**WORK INSTRUCTIONS:**
Extract each line where the string "local" shows up.

(Data items)
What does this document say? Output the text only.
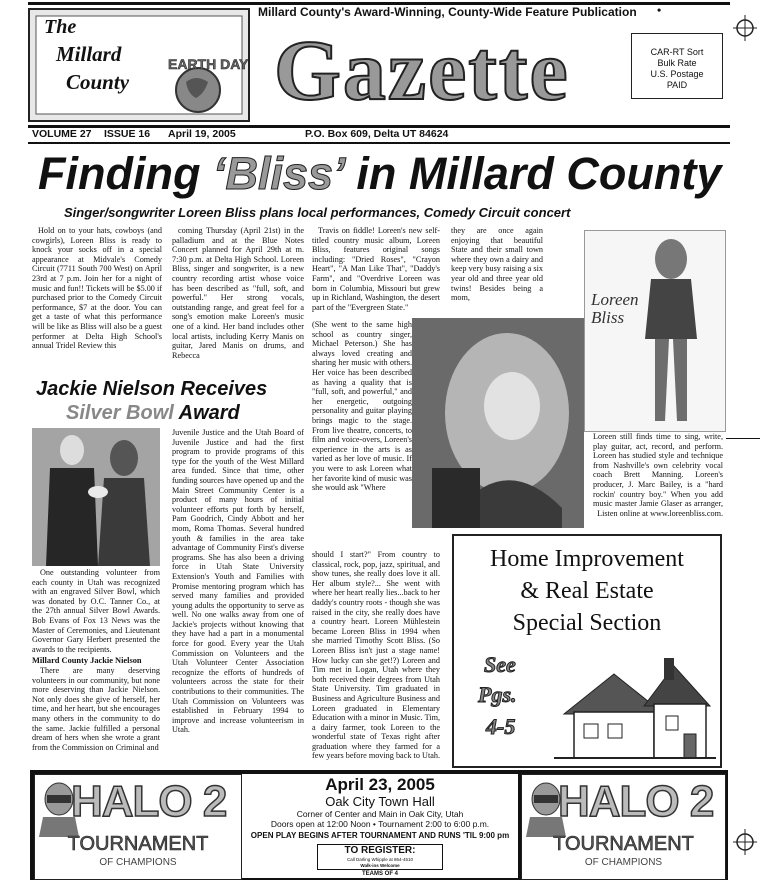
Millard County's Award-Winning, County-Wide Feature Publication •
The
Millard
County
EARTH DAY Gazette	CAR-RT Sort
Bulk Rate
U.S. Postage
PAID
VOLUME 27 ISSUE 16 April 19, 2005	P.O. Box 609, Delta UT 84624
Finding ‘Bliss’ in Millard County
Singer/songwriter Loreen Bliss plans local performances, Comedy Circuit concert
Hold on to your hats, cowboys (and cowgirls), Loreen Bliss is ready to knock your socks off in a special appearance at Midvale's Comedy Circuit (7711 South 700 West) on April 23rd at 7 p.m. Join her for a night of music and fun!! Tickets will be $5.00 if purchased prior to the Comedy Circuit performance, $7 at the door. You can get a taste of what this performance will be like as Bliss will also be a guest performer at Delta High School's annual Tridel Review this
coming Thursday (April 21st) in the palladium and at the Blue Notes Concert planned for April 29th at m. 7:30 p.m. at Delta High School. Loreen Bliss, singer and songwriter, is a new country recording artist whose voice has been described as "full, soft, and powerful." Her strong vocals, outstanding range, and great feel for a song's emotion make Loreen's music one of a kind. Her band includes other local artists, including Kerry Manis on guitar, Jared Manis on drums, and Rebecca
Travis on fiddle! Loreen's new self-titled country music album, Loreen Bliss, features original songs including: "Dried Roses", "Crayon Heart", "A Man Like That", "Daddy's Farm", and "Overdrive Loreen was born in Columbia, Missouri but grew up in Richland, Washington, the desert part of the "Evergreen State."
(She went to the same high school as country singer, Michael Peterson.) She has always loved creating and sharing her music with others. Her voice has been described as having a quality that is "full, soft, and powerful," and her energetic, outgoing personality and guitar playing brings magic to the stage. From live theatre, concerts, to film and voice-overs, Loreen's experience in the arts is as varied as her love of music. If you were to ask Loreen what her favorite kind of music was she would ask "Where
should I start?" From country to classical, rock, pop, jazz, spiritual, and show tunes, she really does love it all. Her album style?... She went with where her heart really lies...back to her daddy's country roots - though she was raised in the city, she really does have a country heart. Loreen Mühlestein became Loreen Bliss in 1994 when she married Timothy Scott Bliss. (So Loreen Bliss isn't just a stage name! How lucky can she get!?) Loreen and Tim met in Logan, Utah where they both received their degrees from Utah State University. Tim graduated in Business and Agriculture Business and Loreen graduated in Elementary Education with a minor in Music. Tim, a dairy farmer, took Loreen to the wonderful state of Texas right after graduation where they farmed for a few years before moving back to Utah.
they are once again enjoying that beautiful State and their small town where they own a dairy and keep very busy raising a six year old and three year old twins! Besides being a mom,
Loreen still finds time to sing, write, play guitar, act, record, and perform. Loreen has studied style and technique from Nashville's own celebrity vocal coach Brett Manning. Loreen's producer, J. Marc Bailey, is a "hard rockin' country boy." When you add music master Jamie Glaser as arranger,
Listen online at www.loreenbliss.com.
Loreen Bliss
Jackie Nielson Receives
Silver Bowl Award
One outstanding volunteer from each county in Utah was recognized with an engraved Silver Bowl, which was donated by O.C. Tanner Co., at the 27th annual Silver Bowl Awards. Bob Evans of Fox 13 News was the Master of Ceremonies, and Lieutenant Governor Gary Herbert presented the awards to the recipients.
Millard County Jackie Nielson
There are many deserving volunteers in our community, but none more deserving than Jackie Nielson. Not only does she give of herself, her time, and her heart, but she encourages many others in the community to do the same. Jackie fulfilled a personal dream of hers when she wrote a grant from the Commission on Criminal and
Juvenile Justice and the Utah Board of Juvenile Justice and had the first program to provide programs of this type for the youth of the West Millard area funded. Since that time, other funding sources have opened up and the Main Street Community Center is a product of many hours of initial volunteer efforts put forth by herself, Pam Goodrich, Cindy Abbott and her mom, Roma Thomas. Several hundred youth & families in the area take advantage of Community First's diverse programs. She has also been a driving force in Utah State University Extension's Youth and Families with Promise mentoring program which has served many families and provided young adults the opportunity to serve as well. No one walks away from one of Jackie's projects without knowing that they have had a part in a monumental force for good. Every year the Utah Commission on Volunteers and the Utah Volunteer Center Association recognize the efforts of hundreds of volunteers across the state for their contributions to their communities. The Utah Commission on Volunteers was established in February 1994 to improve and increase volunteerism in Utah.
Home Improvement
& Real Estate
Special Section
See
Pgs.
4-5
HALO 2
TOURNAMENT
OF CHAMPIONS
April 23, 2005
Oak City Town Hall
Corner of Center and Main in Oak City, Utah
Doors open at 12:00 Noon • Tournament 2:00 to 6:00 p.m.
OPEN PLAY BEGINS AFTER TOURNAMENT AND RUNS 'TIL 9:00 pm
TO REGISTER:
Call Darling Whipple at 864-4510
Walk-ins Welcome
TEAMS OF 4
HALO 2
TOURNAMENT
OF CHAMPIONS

**EXERCISE RESULT:**
Singer/songwriter Loreen Bliss plans local performances, Comedy Circuit concert
coming Thursday (April 21st) in the palladium and at the Blue Notes Concert planned for April 29th at m. 7:30 p.m. at Delta High School. Loreen Bliss, singer and songwriter, is a new country recording artist whose voice has been described as "full, soft, and powerful." Her strong vocals, outstanding range, and great feel for a song's emotion make Loreen's music one of a kind. Her band includes other local artists, including Kerry Manis on guitar, Jared Manis on drums, and Rebecca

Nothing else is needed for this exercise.